• [WHAT IS BEING ASKED] Gather each line of the entries below that includes "training".

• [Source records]
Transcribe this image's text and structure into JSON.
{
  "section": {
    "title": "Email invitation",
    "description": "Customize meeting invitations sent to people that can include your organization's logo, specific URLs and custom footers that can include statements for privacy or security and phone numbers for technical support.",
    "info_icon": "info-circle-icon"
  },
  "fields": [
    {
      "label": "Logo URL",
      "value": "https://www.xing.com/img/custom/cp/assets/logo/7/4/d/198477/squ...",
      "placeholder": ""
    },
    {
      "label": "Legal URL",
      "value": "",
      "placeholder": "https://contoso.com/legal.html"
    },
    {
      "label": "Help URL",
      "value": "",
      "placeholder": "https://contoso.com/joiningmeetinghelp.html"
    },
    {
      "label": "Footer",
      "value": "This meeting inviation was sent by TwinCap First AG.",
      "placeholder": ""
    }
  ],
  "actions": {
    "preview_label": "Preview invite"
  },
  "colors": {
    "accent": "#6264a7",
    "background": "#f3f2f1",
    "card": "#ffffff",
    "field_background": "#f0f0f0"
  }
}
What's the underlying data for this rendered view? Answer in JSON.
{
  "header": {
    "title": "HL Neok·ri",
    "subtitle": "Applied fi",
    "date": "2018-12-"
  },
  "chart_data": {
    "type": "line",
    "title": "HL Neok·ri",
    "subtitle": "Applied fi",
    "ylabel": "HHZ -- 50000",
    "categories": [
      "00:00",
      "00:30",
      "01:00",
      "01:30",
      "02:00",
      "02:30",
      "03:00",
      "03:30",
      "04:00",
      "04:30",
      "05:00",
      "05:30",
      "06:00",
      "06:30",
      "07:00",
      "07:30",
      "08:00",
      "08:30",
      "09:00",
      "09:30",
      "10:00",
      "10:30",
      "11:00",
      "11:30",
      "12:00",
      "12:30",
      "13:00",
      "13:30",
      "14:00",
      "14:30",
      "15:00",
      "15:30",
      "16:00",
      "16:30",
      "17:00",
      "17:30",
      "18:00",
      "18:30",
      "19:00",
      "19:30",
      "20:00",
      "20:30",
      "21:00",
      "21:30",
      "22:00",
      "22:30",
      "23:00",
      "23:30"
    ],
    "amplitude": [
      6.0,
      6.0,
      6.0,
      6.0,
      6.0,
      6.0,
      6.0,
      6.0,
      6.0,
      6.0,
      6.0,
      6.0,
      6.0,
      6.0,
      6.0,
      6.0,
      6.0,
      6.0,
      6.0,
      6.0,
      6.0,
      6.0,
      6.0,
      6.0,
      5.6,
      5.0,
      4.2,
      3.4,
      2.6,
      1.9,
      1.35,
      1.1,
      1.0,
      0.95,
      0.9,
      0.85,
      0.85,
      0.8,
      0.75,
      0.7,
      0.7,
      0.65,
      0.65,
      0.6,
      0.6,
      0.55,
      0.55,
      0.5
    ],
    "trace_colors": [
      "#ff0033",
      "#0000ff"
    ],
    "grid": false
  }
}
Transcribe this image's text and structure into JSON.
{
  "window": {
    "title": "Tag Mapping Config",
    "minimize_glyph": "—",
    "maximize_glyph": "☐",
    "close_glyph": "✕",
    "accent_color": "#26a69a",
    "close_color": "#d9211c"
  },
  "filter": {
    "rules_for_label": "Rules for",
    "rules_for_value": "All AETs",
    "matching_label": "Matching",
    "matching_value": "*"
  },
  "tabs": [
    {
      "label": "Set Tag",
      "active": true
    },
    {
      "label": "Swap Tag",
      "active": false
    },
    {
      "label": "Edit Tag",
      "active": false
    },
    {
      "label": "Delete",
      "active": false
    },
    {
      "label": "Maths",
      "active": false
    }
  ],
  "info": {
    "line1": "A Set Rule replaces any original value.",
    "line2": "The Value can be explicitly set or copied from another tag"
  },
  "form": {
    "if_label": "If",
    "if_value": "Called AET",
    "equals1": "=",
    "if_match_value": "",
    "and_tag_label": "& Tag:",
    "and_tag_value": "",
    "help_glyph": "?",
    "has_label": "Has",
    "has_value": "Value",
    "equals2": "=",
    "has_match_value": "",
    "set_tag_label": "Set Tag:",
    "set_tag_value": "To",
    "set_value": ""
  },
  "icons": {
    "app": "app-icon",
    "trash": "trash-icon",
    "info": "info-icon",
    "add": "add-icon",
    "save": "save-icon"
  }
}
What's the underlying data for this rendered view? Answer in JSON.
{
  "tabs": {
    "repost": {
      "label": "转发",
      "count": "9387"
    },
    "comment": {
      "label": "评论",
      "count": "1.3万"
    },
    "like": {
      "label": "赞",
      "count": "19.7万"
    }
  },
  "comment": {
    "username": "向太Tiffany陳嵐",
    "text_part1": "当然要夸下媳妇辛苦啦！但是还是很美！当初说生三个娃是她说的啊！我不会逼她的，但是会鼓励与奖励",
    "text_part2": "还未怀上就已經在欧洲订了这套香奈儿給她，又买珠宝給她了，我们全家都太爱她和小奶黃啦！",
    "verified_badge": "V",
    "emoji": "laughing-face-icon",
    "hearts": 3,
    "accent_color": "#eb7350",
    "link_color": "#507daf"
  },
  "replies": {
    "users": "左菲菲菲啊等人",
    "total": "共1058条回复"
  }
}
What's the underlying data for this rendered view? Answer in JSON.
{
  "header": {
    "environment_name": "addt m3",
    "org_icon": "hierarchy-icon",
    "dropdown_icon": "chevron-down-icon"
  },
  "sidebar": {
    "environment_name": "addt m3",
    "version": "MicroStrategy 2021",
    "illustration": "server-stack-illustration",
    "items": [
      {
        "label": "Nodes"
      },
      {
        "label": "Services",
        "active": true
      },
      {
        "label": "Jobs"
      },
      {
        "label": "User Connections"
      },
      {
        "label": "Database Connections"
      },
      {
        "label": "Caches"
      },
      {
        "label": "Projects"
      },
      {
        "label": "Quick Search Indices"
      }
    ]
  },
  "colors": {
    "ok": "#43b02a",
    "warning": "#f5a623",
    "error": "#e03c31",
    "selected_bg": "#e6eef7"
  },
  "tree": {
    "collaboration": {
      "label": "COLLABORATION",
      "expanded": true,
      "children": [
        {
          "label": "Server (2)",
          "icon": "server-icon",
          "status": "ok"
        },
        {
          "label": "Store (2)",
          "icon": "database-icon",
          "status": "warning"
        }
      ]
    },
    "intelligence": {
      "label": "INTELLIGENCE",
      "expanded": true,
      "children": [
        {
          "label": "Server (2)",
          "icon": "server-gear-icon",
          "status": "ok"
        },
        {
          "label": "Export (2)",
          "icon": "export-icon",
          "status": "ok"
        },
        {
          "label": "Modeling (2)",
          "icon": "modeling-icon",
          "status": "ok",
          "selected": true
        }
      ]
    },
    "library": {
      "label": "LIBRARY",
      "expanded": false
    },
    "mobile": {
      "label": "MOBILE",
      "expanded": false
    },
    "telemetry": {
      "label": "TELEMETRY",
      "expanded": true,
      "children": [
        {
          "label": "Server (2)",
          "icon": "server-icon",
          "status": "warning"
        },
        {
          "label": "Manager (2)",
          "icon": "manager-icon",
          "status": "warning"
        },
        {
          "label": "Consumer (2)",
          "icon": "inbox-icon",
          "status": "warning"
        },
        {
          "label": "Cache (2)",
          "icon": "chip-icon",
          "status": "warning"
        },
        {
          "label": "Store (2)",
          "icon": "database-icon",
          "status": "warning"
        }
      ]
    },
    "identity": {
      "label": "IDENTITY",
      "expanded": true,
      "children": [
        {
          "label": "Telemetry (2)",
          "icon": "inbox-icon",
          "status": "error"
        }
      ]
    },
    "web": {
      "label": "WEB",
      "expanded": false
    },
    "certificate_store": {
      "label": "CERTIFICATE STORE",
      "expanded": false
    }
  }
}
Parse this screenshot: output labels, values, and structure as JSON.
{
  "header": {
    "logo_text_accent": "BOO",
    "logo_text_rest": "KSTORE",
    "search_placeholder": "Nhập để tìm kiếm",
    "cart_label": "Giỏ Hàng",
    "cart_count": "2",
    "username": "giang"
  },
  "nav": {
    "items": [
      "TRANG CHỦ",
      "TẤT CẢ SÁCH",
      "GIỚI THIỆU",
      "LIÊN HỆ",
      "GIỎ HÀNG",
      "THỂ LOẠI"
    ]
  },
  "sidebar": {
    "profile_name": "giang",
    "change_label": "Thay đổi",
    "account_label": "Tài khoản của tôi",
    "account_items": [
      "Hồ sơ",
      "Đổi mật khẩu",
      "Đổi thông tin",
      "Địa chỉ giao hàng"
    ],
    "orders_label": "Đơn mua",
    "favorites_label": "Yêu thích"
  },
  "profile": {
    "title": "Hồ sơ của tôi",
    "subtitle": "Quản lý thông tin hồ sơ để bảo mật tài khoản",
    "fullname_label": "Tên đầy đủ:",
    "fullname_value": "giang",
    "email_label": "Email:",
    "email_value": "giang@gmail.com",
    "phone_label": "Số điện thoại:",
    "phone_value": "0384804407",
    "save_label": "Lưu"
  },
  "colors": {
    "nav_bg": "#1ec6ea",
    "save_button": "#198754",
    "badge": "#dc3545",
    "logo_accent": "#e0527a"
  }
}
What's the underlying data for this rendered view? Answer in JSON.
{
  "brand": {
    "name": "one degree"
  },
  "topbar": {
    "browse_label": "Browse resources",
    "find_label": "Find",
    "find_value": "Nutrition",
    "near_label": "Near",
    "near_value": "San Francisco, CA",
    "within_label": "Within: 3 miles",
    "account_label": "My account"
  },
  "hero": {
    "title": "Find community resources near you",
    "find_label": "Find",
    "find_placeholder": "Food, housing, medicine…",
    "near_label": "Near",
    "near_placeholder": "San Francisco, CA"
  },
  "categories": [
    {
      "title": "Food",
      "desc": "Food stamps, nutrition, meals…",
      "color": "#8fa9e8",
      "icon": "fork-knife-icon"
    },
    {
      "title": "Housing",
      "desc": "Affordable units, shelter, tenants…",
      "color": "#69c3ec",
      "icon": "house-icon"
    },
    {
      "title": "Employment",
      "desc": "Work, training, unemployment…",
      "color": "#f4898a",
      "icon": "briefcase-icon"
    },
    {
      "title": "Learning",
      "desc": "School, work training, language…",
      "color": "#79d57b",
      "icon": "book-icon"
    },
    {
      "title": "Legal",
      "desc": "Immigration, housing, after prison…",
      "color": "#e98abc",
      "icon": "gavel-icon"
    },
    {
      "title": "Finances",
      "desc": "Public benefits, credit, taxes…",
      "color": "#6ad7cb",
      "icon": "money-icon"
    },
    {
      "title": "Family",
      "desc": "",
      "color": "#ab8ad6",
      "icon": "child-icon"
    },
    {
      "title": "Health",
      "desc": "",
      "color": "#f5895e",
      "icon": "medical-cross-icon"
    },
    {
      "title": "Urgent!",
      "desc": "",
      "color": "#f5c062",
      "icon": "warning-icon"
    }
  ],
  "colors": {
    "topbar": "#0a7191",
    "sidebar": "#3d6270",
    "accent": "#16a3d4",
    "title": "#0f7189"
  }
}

• [TASK ANSWER]
      "desc": "Work, training, unemployment…",
      "desc": "School, work training, language…",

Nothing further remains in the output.